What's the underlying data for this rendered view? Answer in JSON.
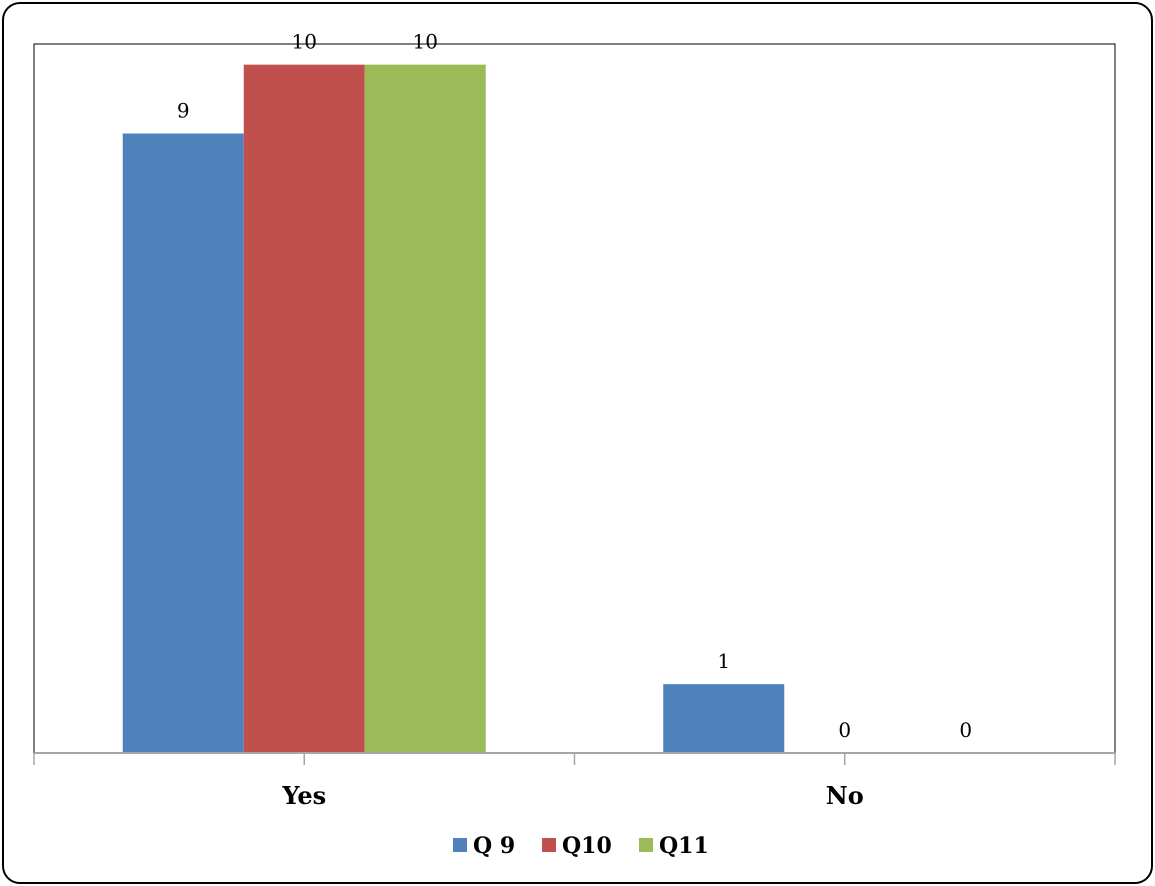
{
  "chart_data": {
    "type": "bar",
    "categories": [
      "Yes",
      "No"
    ],
    "series": [
      {
        "name": "Q 9",
        "values": [
          9,
          1
        ],
        "color": "#4F81BD"
      },
      {
        "name": "Q10",
        "values": [
          10,
          0
        ],
        "color": "#C0504D"
      },
      {
        "name": "Q11",
        "values": [
          10,
          0
        ],
        "color": "#9BBB59"
      }
    ],
    "ylim": [
      0,
      10.3
    ],
    "grid": false,
    "data_labels": true,
    "legend_position": "bottom",
    "axis_color": "#A6A6A6"
  }
}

----

**Stated task:**
From start to finish, output the listing exactly, but omit its pictures.

**Finished answer:**
What's the underlying data for this rendered view? Answer in JSON.
{
  "chart_data": {
    "type": "bar",
    "categories": [
      "Yes",
      "No"
    ],
    "series": [
      {
        "name": "Q 9",
        "values": [
          9,
          1
        ],
        "color": "#4F81BD"
      },
      {
        "name": "Q10",
        "values": [
          10,
          0
        ],
        "color": "#C0504D"
      },
      {
        "name": "Q11",
        "values": [
          10,
          0
        ],
        "color": "#9BBB59"
      }
    ],
    "ylim": [
      0,
      10.3
    ],
    "grid": false,
    "data_labels": true,
    "legend_position": "bottom",
    "axis_color": "#A6A6A6"
  }
}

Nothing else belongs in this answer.